The request
Go through the records and give each one again exactly.

# # # # #

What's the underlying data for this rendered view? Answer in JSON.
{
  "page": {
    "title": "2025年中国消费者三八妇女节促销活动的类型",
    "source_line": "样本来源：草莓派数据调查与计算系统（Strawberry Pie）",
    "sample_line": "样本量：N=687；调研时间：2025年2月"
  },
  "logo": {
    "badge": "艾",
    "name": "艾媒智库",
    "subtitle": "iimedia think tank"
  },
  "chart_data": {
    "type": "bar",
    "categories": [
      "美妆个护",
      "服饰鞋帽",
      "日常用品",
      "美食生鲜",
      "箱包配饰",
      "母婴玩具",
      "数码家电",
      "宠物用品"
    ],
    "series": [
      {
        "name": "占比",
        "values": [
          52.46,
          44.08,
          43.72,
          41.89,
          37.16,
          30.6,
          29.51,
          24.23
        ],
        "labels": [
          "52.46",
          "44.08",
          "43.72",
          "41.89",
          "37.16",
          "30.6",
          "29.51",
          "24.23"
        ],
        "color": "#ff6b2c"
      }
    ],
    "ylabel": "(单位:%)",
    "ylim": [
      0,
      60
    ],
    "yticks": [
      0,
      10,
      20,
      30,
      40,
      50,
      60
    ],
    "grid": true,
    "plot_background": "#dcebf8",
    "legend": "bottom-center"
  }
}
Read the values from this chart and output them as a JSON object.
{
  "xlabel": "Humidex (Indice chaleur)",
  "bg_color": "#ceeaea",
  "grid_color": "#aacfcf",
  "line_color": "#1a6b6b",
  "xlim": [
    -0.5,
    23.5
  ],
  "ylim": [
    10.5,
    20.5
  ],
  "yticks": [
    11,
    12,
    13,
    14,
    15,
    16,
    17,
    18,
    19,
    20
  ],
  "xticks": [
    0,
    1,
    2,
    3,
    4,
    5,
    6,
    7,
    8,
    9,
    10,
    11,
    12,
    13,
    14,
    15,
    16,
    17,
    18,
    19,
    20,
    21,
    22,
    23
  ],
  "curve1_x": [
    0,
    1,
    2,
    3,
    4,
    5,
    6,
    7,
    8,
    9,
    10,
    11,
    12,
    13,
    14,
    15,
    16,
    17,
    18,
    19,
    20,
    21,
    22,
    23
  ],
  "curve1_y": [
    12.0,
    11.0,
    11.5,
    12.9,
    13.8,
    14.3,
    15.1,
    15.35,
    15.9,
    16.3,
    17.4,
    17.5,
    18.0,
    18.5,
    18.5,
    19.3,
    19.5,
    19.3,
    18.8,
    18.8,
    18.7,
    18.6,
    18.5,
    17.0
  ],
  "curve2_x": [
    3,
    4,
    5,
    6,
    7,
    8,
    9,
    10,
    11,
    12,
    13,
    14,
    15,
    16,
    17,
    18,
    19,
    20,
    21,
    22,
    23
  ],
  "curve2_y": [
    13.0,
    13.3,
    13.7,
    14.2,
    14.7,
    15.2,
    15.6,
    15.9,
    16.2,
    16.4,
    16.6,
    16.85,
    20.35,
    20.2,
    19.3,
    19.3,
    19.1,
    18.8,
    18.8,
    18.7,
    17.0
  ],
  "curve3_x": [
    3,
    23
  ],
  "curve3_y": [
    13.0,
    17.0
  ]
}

# # # # #

Complete response
What's the underlying data for this rendered view? Answer in JSON.
{
  "page": {
    "title": "2025年中国消费者三八妇女节促销活动的类型",
    "source_line": "样本来源：草莓派数据调查与计算系统（Strawberry Pie）",
    "sample_line": "样本量：N=687；调研时间：2025年2月"
  },
  "logo": {
    "badge": "艾",
    "name": "艾媒智库",
    "subtitle": "iimedia think tank"
  },
  "chart_data": {
    "type": "bar",
    "categories": [
      "美妆个护",
      "服饰鞋帽",
      "日常用品",
      "美食生鲜",
      "箱包配饰",
      "母婴玩具",
      "数码家电",
      "宠物用品"
    ],
    "series": [
      {
        "name": "占比",
        "values": [
          52.46,
          44.08,
          43.72,
          41.89,
          37.16,
          30.6,
          29.51,
          24.23
        ],
        "labels": [
          "52.46",
          "44.08",
          "43.72",
          "41.89",
          "37.16",
          "30.6",
          "29.51",
          "24.23"
        ],
        "color": "#ff6b2c"
      }
    ],
    "ylabel": "(单位:%)",
    "ylim": [
      0,
      60
    ],
    "yticks": [
      0,
      10,
      20,
      30,
      40,
      50,
      60
    ],
    "grid": true,
    "plot_background": "#dcebf8",
    "legend": "bottom-center"
  }
}
Read the values from this chart and output them as a JSON object.
{
  "xlabel": "Humidex (Indice chaleur)",
  "bg_color": "#ceeaea",
  "grid_color": "#aacfcf",
  "line_color": "#1a6b6b",
  "xlim": [
    -0.5,
    23.5
  ],
  "ylim": [
    10.5,
    20.5
  ],
  "yticks": [
    11,
    12,
    13,
    14,
    15,
    16,
    17,
    18,
    19,
    20
  ],
  "xticks": [
    0,
    1,
    2,
    3,
    4,
    5,
    6,
    7,
    8,
    9,
    10,
    11,
    12,
    13,
    14,
    15,
    16,
    17,
    18,
    19,
    20,
    21,
    22,
    23
  ],
  "curve1_x": [
    0,
    1,
    2,
    3,
    4,
    5,
    6,
    7,
    8,
    9,
    10,
    11,
    12,
    13,
    14,
    15,
    16,
    17,
    18,
    19,
    20,
    21,
    22,
    23
  ],
  "curve1_y": [
    12.0,
    11.0,
    11.5,
    12.9,
    13.8,
    14.3,
    15.1,
    15.35,
    15.9,
    16.3,
    17.4,
    17.5,
    18.0,
    18.5,
    18.5,
    19.3,
    19.5,
    19.3,
    18.8,
    18.8,
    18.7,
    18.6,
    18.5,
    17.0
  ],
  "curve2_x": [
    3,
    4,
    5,
    6,
    7,
    8,
    9,
    10,
    11,
    12,
    13,
    14,
    15,
    16,
    17,
    18,
    19,
    20,
    21,
    22,
    23
  ],
  "curve2_y": [
    13.0,
    13.3,
    13.7,
    14.2,
    14.7,
    15.2,
    15.6,
    15.9,
    16.2,
    16.4,
    16.6,
    16.85,
    20.35,
    20.2,
    19.3,
    19.3,
    19.1,
    18.8,
    18.8,
    18.7,
    17.0
  ],
  "curve3_x": [
    3,
    23
  ],
  "curve3_y": [
    13.0,
    17.0
  ]
}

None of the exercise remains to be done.